Directive 1: Please put the lines from the records into a numbered list, starting at the line that contains "Where are 16" and ending at the line that contains "field-label: 端口： (67, 146, 107, 164)". Leave out blank lines.

Source extract:
We introduce one more stack into the EVM in addition to the existing data stack, which we call the return stack. The return stack is limited to 1024 items. This stack supports three new instructions for subroutines.

Instructions

JUMPSUB (0x5e) location

Transfers control to a subroutine.

  1. Decode the location from the immediate data. The data is encoded as three bytes, MSB-first.
  2. Set PC to location.

The cost is low.

  • pops one item off the data stack
  • pushes one item on the return stack

RETURNSUB (0x5f)

Returns control to the caller of a subroutine.

  1. Pop PC off the return stack.

The cost is verylow.

  • pops one item off the return stack

To provide a complete set of control structures, and to take full advantage of the performance benefits of simple subroutines we also provide two static, relative jump functions that take their arguments as immediate data rather then off the stack.

RJUMP (0x5c) offset

Transfers control to the address PC + offset, where offset is a three-byte, MSB first, twos-complement integer.

  1. Decode the offset from the immediate data. The data is encoded as three bytes, MSB first, twos-complement.
  2. Set PC to location.

The cost is low.

RJUMPI (0x5d) offset

Conditionally transfers control to the address PC + offset, where offset is a three-byte, MSB first, twos-complement integer.

  1. Decode the offset from the immediate data. The data is encoded as three bytes, MSB first, twos-complement.
  2. Pop the condition from the stack.
  3. If the condition is true then continue
  4. Set PC to PC + offset.

The cost is mid.

Notes:

  • If a resulting PC to be executed is beyond the last instruction then the opcode is implicitly a STOP, which is not an error.
  • Values popped off the return stack do not need to be validated, since they are alterable only by JUMPSUB and RETURNSUB.
  • The description above lays out the semantics of this feature in terms of a return stack. But the actual state of the return stack is not observable by EVM code or consensus-critical to the protocol. (For example, a node implementer may code JUMPSUB to unobservably push PC on the return stack rather than PC + 1, which is allowed so long as RETURNSUB observably returns control to the PC + 1 location.)
  • The return stack is the functional equivalent of Turing's "delay line".

JUMP and JUMPI are assigned mid and high gas fees -- they require operations on 256-bit stack items and checking for valid destinations. None of these operations require checking, and only RJUMPI requires 256-bit arithmetic. So the low cost of JUMPSUB versus is justified by needing only about six Go operations to push the return address on the return stack and decode the immediate two byte destination to the PC and the verylow cost of RETURNSUB is justified by needing only about three Go operations to pop the return stack into the PC. Similarly, the low cost of RJUMP is justified by needing even less work than JUMPSUB, and the cost RJUMPI is mid because of the extra work to test the conditional. Benchmarking will be needed to tell if the costs are well-balanced.

Directive 2: In the EVM subroutine text, give the part starting at "RJUMPI (0x5d) offset" and ending at "PC + offset." again, switching "offset" to "displacement".

Record excerpts:
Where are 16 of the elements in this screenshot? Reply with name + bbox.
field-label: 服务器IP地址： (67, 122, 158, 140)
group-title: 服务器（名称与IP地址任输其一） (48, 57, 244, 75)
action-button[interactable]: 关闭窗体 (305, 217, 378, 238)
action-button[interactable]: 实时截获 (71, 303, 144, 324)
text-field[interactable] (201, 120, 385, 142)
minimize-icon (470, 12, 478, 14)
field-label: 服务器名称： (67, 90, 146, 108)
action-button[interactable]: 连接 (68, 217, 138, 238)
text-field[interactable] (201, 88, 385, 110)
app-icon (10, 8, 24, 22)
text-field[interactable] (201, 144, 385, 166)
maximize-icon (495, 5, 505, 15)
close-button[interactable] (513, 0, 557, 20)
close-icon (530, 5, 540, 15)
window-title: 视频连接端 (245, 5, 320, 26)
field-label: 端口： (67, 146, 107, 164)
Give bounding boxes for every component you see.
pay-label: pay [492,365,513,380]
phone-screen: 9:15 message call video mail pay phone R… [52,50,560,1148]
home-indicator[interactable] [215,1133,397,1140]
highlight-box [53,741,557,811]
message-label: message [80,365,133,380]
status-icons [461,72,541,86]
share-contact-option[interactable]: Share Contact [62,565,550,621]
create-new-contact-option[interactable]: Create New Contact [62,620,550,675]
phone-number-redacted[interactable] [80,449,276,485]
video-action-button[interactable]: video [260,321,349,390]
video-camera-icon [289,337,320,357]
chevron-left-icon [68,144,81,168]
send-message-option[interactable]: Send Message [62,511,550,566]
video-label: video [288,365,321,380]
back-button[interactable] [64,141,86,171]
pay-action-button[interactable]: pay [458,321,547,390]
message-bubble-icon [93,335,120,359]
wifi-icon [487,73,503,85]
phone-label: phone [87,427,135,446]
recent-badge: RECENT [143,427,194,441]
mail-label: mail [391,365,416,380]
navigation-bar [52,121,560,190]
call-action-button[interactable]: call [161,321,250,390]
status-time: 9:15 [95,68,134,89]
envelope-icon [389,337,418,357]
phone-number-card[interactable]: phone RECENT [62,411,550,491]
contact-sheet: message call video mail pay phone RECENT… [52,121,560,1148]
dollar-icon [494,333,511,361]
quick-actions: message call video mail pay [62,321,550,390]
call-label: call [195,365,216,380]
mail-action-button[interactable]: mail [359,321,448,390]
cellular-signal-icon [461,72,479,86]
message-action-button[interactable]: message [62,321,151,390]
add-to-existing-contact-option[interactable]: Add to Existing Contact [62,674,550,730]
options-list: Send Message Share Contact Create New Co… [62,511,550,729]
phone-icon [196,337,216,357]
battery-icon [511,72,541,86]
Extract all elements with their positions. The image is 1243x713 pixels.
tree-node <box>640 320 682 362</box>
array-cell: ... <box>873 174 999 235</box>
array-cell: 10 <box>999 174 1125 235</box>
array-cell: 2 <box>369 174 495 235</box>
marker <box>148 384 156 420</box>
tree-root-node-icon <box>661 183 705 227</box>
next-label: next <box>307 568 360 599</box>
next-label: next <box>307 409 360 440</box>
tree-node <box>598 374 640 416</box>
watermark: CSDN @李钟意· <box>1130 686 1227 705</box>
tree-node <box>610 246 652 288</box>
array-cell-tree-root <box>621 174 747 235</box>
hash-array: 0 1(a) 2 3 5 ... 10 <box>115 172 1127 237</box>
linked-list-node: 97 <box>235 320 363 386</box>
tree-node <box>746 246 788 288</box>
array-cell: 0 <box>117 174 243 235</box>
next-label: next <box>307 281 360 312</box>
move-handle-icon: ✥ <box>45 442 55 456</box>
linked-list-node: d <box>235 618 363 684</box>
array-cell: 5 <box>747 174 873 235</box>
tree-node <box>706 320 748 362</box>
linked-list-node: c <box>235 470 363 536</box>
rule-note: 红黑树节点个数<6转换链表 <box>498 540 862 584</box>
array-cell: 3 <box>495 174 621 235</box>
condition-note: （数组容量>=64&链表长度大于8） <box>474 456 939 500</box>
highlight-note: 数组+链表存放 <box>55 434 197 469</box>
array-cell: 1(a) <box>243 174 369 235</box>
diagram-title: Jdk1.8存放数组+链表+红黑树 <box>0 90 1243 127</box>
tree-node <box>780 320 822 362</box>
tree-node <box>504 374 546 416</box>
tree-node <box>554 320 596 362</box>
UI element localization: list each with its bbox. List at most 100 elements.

---

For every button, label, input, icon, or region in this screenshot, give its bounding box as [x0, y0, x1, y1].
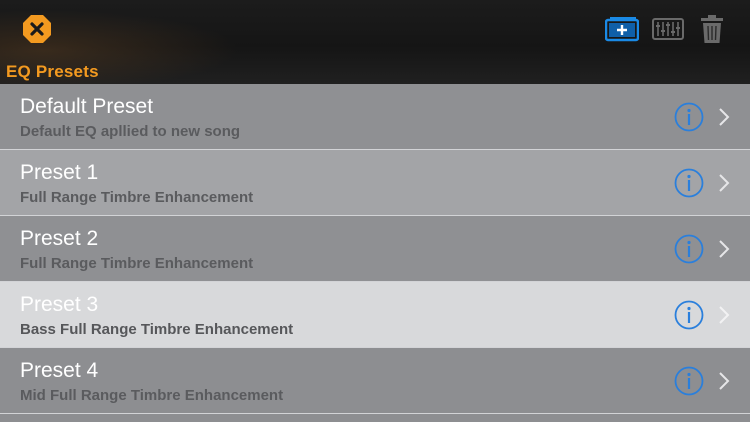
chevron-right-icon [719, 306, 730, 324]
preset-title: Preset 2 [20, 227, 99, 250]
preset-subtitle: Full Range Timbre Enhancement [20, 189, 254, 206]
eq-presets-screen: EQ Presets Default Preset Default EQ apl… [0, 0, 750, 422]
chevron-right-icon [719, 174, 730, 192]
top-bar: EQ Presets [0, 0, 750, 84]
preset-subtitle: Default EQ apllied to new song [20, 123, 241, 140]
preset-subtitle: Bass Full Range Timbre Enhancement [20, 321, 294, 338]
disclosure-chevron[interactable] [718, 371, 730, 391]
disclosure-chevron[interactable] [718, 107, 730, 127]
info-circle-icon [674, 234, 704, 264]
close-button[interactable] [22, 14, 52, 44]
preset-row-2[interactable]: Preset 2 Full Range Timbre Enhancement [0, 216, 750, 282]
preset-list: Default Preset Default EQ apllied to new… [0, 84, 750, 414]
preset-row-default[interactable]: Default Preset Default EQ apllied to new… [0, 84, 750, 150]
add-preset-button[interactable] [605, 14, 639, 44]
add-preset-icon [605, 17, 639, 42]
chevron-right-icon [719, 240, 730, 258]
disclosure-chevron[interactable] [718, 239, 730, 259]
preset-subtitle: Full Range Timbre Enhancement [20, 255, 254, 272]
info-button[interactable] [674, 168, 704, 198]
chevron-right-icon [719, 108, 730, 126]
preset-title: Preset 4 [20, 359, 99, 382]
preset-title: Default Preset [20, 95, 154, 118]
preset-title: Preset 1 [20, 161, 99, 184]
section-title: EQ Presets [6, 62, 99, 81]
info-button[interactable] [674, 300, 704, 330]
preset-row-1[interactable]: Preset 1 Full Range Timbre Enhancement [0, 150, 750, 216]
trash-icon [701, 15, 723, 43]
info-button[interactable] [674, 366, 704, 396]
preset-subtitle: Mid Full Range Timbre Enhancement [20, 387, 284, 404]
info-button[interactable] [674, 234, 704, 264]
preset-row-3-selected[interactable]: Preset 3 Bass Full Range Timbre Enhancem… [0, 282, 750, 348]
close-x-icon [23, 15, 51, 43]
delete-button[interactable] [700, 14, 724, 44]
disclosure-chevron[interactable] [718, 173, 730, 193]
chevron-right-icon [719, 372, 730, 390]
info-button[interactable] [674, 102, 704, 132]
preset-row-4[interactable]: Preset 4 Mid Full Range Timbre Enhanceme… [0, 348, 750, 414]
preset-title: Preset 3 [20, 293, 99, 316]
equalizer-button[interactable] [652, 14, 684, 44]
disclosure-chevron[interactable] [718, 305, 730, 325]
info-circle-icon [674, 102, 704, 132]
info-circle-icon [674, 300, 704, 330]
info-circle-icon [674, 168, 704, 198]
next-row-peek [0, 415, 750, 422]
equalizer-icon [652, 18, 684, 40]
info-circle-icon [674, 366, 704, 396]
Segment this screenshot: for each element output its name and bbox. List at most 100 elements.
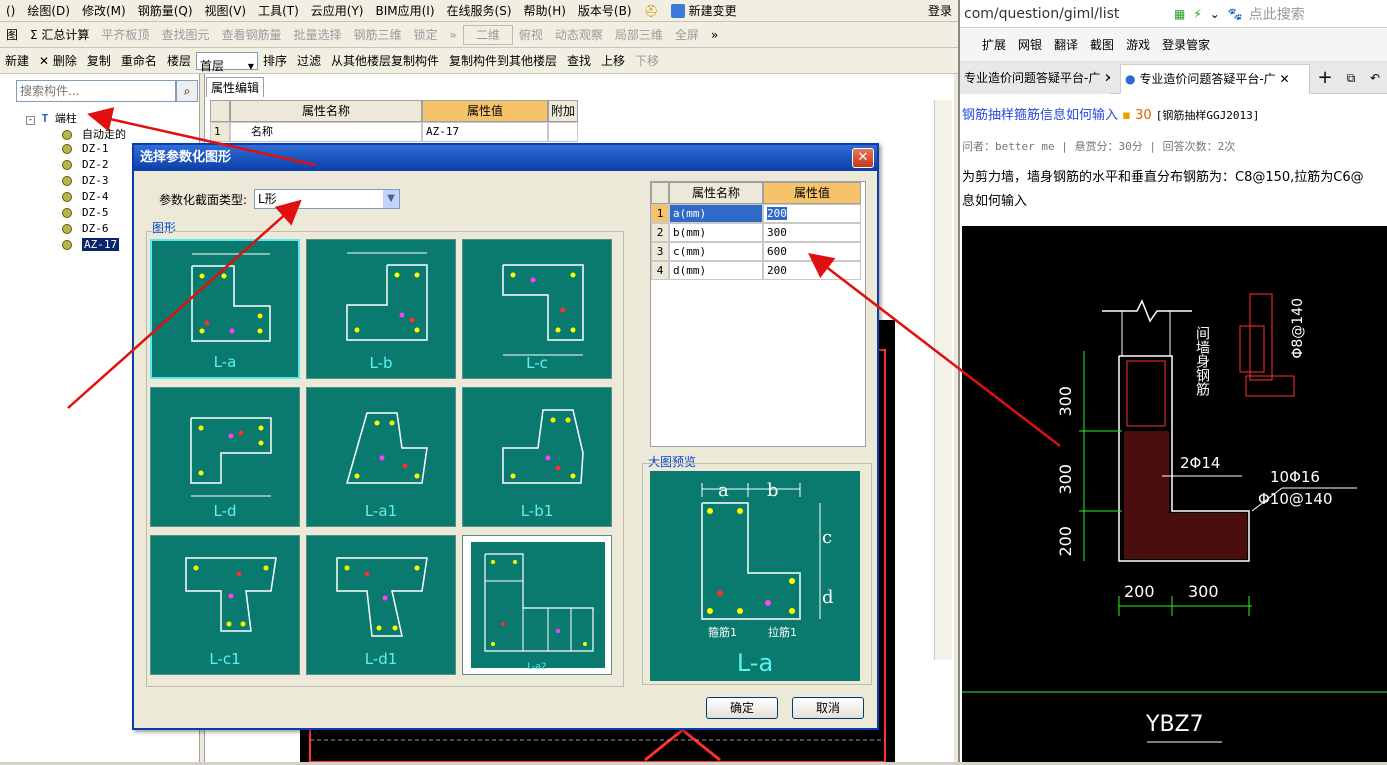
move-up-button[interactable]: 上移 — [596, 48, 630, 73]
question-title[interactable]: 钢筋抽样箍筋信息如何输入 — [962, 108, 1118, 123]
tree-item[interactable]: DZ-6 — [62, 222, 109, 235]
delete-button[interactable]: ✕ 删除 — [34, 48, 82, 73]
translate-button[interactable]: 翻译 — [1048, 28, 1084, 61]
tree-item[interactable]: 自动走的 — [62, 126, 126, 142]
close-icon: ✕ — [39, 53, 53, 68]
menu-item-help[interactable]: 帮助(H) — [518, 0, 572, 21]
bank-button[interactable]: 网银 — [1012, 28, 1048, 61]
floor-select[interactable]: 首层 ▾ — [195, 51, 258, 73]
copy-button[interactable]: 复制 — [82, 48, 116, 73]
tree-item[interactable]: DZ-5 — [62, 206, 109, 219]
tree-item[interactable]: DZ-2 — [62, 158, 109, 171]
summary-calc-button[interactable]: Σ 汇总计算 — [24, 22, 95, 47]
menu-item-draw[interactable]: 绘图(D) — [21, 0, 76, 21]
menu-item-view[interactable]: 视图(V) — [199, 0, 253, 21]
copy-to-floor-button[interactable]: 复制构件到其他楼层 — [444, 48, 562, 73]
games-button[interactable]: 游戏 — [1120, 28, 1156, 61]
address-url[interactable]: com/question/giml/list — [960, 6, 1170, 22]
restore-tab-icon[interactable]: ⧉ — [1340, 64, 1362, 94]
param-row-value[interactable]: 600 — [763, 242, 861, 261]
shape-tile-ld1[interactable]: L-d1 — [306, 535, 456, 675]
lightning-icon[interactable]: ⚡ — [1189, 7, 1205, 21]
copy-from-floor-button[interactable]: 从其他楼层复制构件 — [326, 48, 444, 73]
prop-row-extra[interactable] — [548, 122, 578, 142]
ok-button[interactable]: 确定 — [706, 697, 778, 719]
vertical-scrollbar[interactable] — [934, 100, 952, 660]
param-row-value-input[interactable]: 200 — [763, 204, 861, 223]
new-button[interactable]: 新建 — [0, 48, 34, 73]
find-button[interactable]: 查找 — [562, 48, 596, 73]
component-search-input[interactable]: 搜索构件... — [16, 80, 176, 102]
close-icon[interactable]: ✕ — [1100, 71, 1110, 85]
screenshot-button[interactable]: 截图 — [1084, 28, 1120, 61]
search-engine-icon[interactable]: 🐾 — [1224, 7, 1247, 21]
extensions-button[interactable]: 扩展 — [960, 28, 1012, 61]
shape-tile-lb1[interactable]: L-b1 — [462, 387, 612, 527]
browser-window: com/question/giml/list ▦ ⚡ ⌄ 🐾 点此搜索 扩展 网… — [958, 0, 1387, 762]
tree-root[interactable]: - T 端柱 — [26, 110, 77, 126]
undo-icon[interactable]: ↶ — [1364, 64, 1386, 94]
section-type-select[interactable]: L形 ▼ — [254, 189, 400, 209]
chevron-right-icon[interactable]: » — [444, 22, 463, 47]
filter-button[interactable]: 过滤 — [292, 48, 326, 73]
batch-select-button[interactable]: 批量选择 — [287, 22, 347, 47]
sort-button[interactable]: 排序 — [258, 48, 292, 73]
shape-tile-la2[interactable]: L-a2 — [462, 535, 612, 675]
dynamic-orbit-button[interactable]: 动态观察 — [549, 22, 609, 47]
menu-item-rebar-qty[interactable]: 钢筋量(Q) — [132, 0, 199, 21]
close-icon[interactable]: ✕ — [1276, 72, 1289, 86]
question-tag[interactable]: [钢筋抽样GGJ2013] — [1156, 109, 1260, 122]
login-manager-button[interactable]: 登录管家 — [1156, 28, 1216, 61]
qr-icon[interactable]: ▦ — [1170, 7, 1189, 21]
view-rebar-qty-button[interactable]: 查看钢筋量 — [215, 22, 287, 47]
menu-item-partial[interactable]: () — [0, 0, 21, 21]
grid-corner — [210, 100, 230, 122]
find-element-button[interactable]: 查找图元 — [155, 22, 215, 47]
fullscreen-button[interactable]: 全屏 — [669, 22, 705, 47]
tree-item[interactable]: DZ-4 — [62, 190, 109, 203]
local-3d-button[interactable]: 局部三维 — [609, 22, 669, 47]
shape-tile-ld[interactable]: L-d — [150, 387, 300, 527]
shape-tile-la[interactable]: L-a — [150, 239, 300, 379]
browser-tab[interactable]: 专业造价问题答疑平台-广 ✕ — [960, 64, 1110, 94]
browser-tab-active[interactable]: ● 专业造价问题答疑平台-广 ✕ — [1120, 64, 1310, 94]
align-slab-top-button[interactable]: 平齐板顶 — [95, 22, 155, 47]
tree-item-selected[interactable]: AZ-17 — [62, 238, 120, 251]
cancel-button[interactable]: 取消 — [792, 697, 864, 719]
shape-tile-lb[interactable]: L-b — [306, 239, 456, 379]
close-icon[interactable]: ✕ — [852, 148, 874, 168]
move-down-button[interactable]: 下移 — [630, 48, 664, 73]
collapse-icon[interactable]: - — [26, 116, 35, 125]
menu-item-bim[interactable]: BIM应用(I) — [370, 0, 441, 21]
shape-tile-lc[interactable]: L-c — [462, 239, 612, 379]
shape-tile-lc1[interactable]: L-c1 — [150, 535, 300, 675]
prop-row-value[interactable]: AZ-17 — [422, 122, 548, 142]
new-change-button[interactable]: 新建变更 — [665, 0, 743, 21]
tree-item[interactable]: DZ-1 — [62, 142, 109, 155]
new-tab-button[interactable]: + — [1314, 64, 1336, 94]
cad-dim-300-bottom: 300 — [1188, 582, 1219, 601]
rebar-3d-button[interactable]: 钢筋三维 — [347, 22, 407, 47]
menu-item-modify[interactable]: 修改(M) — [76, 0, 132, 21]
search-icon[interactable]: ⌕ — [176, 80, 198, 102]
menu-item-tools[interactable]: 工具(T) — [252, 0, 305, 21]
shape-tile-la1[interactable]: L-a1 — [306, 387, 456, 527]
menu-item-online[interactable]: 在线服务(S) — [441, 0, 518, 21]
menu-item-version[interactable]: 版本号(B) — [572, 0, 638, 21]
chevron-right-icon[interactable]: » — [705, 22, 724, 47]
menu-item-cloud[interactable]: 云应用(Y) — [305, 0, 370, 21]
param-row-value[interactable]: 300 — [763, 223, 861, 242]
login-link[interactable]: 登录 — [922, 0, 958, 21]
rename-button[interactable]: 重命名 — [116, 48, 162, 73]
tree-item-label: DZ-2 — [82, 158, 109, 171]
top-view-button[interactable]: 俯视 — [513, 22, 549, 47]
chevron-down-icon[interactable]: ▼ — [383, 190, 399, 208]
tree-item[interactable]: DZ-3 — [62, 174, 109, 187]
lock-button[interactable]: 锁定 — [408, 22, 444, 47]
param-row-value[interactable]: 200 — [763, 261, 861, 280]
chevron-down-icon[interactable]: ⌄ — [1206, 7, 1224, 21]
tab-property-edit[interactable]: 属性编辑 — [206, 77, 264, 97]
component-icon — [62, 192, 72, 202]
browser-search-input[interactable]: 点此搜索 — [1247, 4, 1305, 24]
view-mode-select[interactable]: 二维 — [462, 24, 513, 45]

...

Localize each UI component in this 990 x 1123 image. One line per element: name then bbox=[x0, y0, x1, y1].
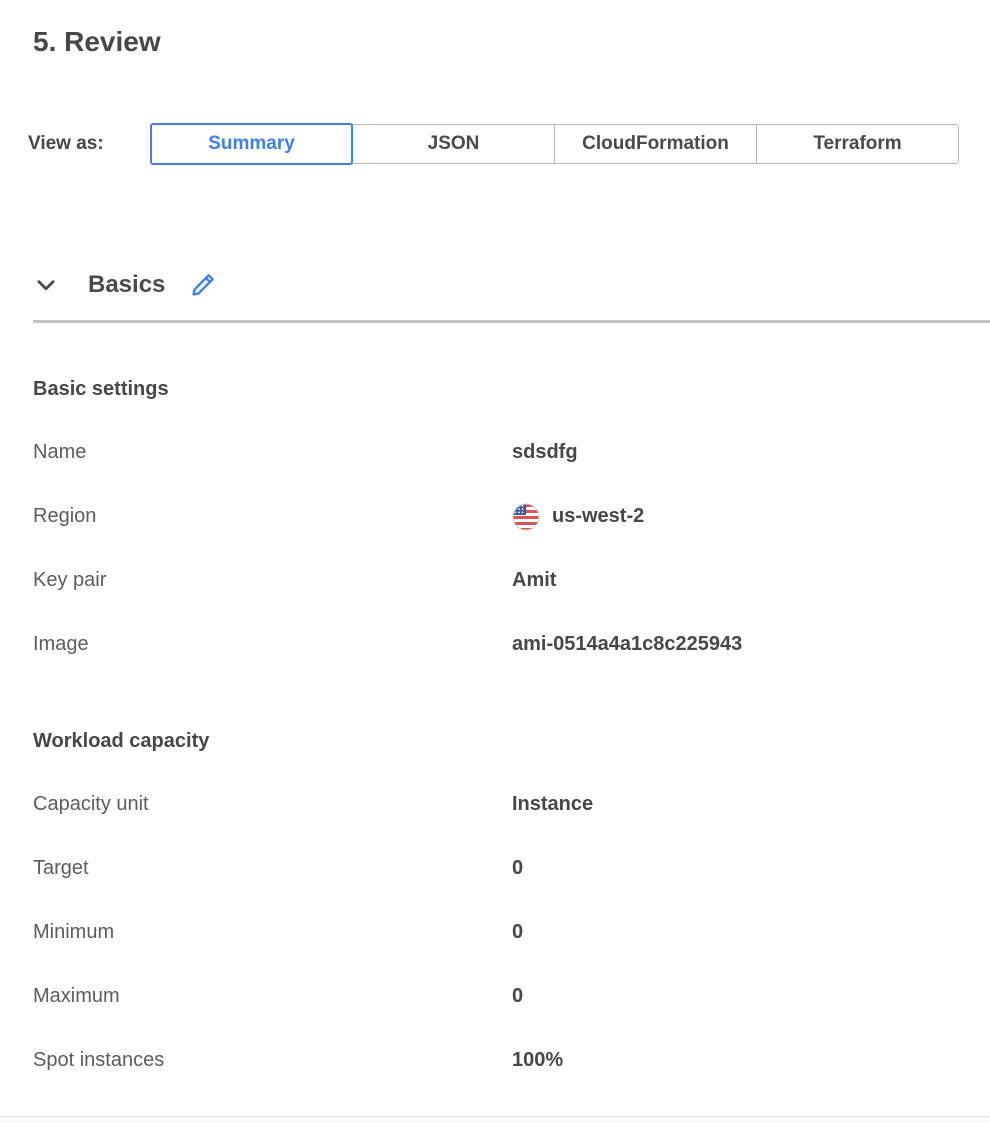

Complete answer 1:
1. Where are 16 of the elements in this screenshot? Reply with name + bbox.
2. field-label: 服务器IP地址： (67, 122, 158, 140)
3. group-title: 服务器（名称与IP地址任输其一） (48, 57, 244, 75)
4. action-button[interactable]: 关闭窗体 (305, 217, 378, 238)
5. action-button[interactable]: 实时截获 (71, 303, 144, 324)
6. text-field[interactable] (201, 120, 385, 142)
7. minimize-icon (470, 12, 478, 14)
8. field-label: 服务器名称： (67, 90, 146, 108)
9. action-button[interactable]: 连接 (68, 217, 138, 238)
10. text-field[interactable] (201, 88, 385, 110)
11. app-icon (10, 8, 24, 22)
12. text-field[interactable] (201, 144, 385, 166)
13. maximize-icon (495, 5, 505, 15)
14. close-button[interactable] (513, 0, 557, 20)
15. close-icon (530, 5, 540, 15)
16. window-title: 视频连接端 (245, 5, 320, 26)
17. field-label: 端口： (67, 146, 107, 164)

Complete answer 2:
RJUMPI (0x5d) displacement

Conditionally transfers control to the address PC + displacement, where displacement is a three-byte, MSB first, twos-complement integer.

  1. Decode the displacement from the immediate data. The data is encoded as three bytes, MSB first, twos-complement.
  2. Pop the condition from the stack.
  3. If the condition is true then continue
  4. Set PC to PC + displacement.